[WORK TO DO]:
Please print every line of the following material without changing a single character.

[EXERCISE INPUTS]:
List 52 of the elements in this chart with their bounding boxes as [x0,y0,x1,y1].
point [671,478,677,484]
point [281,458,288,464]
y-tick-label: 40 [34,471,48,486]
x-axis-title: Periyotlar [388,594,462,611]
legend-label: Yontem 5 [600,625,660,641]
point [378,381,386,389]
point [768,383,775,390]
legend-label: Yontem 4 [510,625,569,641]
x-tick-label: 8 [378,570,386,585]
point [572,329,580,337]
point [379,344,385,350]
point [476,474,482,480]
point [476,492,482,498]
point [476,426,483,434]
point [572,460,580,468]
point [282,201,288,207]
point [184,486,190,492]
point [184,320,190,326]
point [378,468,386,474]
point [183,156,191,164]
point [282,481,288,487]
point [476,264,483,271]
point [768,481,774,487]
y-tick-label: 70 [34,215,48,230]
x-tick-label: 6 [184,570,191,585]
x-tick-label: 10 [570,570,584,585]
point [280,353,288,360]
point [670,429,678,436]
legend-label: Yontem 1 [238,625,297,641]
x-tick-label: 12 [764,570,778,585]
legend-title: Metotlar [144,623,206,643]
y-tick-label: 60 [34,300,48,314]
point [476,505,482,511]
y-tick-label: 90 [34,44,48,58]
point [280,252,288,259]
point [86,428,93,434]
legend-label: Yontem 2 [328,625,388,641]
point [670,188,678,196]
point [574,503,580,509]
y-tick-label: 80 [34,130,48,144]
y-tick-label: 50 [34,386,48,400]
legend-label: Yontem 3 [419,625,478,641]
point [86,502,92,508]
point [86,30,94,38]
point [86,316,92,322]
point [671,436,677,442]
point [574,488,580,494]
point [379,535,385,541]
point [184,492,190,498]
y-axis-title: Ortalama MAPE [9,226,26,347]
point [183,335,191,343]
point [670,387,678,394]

[EXPECTED OUTPUT]:
List 52 of the elements in this chart with their bounding boxes as [x0,y0,x1,y1].
point [671,478,677,484]
point [281,458,288,464]
y-tick-label: 40 [34,471,48,486]
x-axis-title: Periyotlar [388,594,462,611]
legend-label: Yontem 5 [600,625,660,641]
point [378,381,386,389]
point [768,383,775,390]
legend-label: Yontem 4 [510,625,569,641]
x-tick-label: 8 [378,570,386,585]
point [572,329,580,337]
point [379,344,385,350]
point [476,474,482,480]
point [476,492,482,498]
point [476,426,483,434]
point [572,460,580,468]
point [282,201,288,207]
point [184,486,190,492]
point [184,320,190,326]
point [378,468,386,474]
point [183,156,191,164]
point [282,481,288,487]
point [476,264,483,271]
point [768,481,774,487]
y-tick-label: 70 [34,215,48,230]
x-tick-label: 6 [184,570,191,585]
x-tick-label: 10 [570,570,584,585]
point [280,353,288,360]
point [670,429,678,436]
legend-label: Yontem 1 [238,625,297,641]
x-tick-label: 12 [764,570,778,585]
legend-title: Metotlar [144,623,206,643]
y-tick-label: 60 [34,300,48,314]
point [476,505,482,511]
y-tick-label: 90 [34,44,48,58]
point [280,252,288,259]
point [86,428,93,434]
legend-label: Yontem 2 [328,625,388,641]
point [670,188,678,196]
point [574,503,580,509]
y-tick-label: 80 [34,130,48,144]
y-tick-label: 50 [34,386,48,400]
legend-label: Yontem 3 [419,625,478,641]
point [86,502,92,508]
point [86,30,94,38]
point [86,316,92,322]
point [671,436,677,442]
point [574,488,580,494]
point [379,535,385,541]
point [184,492,190,498]
y-axis-title: Ortalama MAPE [9,226,26,347]
point [183,335,191,343]
point [670,387,678,394]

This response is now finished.